TASK OBJECTIVE – Return each line that holds the word "relative".

■ ■ ■ ■ ■

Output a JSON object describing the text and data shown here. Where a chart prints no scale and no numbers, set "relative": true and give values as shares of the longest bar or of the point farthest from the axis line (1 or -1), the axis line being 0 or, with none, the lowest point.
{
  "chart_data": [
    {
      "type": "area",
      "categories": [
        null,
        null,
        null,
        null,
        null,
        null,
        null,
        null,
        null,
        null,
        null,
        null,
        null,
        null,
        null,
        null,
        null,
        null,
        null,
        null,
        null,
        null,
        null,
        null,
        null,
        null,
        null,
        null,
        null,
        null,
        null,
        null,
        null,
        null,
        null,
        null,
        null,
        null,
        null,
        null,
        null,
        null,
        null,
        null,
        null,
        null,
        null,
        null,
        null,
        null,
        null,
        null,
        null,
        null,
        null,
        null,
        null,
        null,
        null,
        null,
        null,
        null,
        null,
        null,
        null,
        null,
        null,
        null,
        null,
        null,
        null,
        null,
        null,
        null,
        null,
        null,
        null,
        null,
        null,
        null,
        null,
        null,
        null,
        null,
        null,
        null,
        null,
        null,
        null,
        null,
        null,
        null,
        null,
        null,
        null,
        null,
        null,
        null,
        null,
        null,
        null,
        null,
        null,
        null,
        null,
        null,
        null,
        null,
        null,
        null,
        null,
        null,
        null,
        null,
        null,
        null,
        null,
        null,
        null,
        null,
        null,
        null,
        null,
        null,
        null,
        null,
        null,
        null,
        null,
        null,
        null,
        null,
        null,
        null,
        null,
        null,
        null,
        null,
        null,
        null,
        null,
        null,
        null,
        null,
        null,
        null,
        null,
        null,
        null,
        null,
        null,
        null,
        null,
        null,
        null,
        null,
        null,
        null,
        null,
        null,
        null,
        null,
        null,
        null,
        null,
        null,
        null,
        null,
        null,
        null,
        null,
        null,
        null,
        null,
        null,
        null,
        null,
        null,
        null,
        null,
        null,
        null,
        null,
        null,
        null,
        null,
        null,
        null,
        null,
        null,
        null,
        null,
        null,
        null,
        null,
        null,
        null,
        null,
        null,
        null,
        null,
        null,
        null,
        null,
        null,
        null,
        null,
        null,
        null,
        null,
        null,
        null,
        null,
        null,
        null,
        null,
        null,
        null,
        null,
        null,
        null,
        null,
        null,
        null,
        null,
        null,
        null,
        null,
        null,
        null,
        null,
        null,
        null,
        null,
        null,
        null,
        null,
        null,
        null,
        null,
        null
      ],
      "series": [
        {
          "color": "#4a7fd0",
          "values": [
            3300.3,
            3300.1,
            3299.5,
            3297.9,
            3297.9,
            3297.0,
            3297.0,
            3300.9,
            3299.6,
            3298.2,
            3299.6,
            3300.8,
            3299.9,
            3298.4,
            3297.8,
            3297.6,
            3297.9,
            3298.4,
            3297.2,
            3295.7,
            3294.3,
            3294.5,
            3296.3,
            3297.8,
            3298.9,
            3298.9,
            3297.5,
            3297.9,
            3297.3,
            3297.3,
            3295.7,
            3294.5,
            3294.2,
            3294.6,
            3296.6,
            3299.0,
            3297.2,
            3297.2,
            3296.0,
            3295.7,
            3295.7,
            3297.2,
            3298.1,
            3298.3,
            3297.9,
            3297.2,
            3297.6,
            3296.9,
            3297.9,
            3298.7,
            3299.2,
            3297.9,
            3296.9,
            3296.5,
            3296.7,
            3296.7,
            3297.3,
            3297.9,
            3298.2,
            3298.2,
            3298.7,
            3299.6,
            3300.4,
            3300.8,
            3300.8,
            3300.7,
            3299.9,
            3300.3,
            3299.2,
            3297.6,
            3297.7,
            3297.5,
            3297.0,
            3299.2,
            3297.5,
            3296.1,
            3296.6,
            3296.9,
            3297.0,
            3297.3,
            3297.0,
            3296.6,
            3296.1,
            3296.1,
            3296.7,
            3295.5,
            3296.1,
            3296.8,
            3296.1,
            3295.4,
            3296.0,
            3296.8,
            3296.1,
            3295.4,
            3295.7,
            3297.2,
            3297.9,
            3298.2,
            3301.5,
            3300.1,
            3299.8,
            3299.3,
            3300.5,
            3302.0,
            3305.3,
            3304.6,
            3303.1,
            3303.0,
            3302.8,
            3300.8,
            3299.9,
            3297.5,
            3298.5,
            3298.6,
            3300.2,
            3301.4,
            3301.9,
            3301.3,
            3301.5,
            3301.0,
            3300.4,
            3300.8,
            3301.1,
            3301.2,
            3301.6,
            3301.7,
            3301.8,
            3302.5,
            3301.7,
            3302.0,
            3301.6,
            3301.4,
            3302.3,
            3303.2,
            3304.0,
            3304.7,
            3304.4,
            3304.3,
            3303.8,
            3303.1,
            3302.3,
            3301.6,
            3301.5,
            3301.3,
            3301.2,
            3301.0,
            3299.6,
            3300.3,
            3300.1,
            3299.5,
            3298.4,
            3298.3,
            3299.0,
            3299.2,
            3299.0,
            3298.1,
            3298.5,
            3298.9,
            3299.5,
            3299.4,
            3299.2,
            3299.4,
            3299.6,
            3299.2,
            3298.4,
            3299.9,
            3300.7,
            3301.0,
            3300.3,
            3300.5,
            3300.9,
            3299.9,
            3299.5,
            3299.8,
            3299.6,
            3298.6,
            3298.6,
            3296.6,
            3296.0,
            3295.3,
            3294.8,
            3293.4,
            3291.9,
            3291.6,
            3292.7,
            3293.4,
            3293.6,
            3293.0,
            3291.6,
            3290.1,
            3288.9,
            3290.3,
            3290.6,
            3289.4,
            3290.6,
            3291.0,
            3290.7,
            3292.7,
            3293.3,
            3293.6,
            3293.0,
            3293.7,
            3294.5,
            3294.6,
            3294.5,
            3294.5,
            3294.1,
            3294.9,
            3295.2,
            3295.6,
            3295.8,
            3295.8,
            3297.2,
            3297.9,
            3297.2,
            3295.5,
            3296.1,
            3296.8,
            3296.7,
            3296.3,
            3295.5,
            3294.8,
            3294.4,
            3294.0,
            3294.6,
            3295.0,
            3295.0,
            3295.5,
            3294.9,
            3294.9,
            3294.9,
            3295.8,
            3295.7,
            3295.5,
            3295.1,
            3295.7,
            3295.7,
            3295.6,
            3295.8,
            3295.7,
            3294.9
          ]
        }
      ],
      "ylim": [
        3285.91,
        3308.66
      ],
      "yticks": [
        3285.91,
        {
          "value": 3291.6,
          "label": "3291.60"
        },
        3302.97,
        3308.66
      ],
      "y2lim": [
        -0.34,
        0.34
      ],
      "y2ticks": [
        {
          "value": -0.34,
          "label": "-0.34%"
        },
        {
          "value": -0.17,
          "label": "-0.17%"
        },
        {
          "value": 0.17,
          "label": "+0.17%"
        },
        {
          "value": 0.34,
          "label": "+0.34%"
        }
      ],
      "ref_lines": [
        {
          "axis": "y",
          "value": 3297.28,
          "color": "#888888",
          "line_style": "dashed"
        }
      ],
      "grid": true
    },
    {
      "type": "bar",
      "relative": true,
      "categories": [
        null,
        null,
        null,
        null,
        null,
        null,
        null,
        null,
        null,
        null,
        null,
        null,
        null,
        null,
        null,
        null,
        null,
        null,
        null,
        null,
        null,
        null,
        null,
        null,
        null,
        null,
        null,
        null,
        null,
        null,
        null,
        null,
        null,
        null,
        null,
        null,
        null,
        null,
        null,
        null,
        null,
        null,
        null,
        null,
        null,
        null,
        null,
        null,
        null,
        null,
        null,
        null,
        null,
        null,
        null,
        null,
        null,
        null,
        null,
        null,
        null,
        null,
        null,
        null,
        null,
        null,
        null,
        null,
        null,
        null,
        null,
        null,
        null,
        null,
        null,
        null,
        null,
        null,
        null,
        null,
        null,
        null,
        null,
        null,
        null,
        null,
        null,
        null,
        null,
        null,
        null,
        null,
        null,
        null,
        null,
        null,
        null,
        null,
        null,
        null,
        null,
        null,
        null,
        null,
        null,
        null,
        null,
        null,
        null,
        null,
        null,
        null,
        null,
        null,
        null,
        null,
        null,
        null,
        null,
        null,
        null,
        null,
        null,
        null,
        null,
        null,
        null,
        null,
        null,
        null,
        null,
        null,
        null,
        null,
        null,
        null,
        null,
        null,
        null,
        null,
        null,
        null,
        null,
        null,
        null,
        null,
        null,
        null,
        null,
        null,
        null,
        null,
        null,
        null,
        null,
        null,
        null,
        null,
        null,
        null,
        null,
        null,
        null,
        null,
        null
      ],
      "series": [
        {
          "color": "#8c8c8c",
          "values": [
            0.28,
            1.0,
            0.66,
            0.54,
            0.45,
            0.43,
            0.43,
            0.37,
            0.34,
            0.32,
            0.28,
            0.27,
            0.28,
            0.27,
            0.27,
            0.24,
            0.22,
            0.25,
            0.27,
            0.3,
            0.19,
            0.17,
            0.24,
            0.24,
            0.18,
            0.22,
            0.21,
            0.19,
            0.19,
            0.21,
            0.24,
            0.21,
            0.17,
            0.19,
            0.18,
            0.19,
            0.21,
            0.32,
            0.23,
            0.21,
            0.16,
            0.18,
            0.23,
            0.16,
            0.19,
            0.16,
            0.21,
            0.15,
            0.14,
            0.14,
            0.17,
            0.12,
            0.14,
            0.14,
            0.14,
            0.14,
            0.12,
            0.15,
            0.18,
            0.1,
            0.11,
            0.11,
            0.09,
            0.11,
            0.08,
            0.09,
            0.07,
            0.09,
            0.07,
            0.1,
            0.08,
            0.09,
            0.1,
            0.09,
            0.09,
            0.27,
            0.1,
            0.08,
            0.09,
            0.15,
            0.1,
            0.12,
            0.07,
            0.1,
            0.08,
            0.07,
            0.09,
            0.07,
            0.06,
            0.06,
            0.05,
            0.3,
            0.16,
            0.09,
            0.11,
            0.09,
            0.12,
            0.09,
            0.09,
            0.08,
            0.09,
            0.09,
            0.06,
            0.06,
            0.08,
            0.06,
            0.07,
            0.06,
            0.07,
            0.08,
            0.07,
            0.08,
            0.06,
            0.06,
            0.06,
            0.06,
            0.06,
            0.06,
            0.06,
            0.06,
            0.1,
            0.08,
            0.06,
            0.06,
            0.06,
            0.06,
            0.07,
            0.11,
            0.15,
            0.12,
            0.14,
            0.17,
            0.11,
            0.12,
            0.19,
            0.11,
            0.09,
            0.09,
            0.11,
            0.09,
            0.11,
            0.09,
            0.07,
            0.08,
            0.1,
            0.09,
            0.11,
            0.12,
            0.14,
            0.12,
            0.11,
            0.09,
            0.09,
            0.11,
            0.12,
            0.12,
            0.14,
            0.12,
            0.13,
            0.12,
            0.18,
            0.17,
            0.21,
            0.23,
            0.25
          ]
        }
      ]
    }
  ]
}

■ ■ ■ ■ ■

EXERCISE OUTPUT –
Output a JSON object describing the text and data shown here. Where a chart prints no scale and no numbers, set "relative": true and give values as shares of the longest bar or of the point farthest from the axis line (1 or -1), the axis line being 0 or, with none, the lowest point.
      "relative": true,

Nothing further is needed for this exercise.